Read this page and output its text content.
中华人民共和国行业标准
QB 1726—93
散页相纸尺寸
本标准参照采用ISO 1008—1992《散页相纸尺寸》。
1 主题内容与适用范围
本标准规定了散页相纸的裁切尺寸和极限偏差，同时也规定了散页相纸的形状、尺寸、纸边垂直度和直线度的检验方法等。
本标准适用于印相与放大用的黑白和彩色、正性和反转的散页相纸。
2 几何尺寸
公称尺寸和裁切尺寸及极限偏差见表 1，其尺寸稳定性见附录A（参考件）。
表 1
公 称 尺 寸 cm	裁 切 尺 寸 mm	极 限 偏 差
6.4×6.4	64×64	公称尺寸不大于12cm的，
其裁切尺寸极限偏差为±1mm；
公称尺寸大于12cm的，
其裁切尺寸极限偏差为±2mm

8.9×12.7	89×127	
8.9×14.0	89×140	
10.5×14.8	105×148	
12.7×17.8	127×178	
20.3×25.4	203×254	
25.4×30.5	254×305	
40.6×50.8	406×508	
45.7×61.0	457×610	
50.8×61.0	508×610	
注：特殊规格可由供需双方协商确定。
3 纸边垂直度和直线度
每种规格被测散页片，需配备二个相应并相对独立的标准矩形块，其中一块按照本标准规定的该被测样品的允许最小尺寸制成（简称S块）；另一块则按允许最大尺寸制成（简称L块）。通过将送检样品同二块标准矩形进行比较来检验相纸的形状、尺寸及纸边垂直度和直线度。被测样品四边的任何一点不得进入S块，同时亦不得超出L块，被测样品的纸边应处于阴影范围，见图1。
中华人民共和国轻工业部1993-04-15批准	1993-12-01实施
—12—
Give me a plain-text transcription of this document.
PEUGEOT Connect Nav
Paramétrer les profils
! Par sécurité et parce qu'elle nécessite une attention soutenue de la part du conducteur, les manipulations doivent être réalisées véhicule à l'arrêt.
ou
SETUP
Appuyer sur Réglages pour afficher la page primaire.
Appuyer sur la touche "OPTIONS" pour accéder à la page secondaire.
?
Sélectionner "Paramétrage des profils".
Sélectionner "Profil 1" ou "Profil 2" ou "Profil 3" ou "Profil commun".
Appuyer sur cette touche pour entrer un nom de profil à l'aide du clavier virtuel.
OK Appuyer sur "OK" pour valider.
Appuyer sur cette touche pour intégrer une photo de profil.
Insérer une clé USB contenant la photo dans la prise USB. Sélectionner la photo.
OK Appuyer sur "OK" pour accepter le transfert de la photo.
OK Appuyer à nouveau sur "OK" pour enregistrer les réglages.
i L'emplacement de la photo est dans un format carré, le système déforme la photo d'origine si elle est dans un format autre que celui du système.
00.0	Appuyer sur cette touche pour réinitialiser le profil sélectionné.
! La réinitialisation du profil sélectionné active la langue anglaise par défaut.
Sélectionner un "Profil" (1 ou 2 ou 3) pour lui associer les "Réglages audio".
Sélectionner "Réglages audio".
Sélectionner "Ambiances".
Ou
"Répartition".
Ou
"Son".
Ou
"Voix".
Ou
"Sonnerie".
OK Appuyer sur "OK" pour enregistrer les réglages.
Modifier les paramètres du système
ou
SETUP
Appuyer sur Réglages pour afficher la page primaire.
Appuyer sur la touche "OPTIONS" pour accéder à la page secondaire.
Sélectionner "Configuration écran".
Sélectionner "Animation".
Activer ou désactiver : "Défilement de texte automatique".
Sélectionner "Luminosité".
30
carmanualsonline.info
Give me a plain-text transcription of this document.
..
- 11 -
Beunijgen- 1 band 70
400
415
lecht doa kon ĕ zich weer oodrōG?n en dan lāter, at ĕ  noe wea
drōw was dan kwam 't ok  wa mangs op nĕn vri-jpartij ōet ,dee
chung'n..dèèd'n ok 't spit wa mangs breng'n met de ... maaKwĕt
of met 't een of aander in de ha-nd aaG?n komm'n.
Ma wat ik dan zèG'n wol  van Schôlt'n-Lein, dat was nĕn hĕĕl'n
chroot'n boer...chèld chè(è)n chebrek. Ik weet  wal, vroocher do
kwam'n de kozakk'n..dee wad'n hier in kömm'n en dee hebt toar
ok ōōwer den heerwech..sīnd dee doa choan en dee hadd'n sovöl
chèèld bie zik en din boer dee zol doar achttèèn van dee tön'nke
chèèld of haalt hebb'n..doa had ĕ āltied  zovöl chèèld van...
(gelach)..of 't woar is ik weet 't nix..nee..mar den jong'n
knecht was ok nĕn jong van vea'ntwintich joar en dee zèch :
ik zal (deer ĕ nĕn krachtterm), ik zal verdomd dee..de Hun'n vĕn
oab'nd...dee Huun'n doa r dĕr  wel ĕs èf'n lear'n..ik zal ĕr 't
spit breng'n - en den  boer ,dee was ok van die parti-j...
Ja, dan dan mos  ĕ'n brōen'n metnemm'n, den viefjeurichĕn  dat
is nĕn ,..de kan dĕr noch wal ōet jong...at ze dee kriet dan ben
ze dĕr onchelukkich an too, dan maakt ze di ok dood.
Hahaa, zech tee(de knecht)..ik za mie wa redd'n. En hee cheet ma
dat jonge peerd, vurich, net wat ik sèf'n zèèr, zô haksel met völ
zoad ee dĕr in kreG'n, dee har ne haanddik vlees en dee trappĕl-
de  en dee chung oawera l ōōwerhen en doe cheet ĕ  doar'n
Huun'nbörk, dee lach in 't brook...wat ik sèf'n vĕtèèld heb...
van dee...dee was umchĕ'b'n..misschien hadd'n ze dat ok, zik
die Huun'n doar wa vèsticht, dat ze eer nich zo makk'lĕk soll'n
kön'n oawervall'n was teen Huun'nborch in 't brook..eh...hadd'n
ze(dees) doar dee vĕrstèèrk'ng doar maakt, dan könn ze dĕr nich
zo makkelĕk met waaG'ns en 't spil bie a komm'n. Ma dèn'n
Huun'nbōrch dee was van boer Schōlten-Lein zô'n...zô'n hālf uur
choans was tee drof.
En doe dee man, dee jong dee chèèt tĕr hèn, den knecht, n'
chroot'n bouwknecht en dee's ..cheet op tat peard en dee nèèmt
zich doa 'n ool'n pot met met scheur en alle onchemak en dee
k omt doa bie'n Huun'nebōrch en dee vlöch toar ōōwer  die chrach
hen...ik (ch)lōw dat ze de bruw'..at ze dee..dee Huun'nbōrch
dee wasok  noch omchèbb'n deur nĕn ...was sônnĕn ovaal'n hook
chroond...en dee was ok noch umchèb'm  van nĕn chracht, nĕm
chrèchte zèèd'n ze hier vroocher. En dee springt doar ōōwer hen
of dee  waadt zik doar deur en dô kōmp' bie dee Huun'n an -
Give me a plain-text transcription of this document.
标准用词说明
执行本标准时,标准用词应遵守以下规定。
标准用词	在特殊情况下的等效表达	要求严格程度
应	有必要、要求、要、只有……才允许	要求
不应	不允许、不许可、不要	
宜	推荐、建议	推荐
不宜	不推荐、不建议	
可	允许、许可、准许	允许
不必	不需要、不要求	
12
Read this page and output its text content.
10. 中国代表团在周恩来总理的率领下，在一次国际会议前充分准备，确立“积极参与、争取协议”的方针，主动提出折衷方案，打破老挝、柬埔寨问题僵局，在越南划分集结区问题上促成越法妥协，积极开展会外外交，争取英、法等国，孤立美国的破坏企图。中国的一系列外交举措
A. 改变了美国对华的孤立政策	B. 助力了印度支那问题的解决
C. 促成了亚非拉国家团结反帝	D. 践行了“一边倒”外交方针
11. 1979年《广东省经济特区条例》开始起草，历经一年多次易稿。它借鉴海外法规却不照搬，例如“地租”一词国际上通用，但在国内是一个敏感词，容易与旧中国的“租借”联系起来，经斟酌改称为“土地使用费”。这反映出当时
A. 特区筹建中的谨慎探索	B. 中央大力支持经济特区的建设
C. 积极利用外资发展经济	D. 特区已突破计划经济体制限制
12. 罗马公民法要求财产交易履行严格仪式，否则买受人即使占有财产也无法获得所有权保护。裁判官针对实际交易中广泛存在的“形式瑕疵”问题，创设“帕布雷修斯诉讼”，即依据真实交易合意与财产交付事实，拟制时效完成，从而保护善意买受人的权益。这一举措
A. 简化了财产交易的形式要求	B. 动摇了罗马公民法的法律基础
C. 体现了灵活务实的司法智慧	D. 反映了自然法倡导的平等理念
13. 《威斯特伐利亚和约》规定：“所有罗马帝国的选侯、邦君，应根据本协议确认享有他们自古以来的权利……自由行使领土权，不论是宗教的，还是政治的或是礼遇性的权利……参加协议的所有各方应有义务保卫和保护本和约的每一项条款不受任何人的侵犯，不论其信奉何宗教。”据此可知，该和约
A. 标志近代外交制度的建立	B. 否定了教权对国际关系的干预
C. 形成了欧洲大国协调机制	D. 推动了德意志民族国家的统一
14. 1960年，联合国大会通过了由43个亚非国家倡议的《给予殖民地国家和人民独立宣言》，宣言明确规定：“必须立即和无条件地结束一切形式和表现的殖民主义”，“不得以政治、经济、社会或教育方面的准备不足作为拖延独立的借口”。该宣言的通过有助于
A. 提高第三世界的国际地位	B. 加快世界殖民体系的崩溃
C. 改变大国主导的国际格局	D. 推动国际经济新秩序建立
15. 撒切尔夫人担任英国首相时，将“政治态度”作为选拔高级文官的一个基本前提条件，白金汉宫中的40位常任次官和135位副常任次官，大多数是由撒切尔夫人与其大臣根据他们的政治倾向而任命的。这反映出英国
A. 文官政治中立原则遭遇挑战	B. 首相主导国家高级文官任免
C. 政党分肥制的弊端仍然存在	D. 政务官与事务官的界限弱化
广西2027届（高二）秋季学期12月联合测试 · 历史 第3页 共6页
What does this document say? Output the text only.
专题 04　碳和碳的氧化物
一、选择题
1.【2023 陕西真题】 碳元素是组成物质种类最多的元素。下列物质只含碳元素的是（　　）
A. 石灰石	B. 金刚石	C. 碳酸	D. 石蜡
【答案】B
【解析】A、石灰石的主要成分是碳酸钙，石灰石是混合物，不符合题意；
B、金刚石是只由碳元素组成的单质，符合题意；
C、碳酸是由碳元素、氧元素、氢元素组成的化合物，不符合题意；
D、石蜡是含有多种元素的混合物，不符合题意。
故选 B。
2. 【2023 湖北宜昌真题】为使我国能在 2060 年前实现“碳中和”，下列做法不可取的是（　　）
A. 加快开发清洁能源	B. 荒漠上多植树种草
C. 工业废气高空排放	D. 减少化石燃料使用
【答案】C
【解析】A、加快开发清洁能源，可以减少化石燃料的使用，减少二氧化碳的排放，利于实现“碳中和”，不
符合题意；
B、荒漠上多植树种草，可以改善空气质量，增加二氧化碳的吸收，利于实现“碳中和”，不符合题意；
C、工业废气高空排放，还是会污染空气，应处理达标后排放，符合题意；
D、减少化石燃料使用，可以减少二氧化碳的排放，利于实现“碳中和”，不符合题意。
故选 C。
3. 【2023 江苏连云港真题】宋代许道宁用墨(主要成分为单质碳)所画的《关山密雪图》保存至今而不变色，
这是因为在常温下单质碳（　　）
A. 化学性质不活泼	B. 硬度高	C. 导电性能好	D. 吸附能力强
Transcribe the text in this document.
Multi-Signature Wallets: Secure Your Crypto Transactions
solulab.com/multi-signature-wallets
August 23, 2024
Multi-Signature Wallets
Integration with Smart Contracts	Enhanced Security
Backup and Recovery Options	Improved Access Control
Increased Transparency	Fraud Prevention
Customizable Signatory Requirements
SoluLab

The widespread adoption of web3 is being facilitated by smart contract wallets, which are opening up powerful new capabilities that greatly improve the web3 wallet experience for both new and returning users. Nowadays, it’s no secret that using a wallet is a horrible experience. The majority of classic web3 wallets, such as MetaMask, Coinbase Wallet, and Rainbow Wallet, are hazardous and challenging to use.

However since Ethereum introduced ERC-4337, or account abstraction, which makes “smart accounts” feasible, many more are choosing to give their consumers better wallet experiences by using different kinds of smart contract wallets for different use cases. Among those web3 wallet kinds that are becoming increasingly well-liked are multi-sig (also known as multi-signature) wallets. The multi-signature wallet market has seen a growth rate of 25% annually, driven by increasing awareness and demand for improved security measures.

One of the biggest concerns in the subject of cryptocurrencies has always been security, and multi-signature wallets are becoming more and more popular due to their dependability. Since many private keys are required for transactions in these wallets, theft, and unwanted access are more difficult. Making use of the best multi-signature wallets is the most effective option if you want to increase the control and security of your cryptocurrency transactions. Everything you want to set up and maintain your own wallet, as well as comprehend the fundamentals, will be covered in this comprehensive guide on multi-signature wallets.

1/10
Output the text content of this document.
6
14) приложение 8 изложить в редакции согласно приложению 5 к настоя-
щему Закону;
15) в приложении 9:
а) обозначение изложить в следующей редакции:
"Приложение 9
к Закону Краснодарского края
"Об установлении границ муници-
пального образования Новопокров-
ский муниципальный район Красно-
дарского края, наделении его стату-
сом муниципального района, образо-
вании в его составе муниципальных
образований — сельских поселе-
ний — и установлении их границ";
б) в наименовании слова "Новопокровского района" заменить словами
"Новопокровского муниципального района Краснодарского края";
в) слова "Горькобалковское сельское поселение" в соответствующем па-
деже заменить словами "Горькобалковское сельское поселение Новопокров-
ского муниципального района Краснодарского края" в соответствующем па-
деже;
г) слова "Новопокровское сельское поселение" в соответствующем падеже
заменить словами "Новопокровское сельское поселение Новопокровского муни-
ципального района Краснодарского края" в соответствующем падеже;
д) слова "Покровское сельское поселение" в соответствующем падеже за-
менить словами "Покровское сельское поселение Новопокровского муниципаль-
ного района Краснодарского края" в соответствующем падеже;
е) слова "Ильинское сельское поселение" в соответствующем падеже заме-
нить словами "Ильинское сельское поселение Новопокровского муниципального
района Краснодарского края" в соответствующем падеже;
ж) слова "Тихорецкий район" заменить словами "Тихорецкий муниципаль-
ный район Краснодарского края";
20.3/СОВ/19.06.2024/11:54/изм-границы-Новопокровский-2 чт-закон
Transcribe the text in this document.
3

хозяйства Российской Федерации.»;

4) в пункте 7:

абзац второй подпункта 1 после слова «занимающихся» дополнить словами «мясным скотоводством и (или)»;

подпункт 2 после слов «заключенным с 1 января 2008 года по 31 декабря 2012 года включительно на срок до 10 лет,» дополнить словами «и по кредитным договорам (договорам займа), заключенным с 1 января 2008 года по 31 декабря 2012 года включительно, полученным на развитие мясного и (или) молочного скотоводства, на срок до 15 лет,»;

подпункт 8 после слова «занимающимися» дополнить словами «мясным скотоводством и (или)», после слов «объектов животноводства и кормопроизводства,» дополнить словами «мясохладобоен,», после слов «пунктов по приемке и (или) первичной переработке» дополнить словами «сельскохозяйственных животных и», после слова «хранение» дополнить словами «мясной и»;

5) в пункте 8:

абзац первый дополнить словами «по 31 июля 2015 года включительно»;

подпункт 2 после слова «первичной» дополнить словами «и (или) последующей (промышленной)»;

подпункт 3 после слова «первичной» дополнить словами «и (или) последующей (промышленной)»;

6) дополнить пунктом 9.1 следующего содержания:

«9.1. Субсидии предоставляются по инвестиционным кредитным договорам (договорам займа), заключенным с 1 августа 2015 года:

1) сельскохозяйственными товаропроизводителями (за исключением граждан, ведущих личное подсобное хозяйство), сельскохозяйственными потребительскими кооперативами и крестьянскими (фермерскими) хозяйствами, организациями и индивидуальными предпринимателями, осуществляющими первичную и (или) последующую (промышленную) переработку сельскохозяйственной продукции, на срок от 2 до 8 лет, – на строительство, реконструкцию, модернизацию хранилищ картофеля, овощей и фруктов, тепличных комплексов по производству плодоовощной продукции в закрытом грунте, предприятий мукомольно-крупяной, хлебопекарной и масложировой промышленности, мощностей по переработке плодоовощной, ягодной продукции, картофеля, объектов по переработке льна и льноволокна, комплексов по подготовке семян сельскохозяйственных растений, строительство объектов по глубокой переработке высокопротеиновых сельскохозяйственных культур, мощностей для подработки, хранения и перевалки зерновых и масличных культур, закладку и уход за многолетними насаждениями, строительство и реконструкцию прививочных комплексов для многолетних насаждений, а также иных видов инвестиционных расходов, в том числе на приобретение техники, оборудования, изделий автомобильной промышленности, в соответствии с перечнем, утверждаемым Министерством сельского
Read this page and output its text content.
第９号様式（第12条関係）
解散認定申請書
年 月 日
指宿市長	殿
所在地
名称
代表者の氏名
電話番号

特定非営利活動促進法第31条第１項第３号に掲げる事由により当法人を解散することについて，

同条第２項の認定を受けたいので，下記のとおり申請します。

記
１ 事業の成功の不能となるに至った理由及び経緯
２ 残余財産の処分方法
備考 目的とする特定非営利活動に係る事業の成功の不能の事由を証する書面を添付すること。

# Task goal:
Go over the data above and copy every line that has the word "chroot" in it.

# Reply:
chroot'n boer...chèld chè(è)n chebrek. Ik weet  wal, vroocher do
chroot'n bouwknecht en dee's ..cheet op tat peard en dee nèèmt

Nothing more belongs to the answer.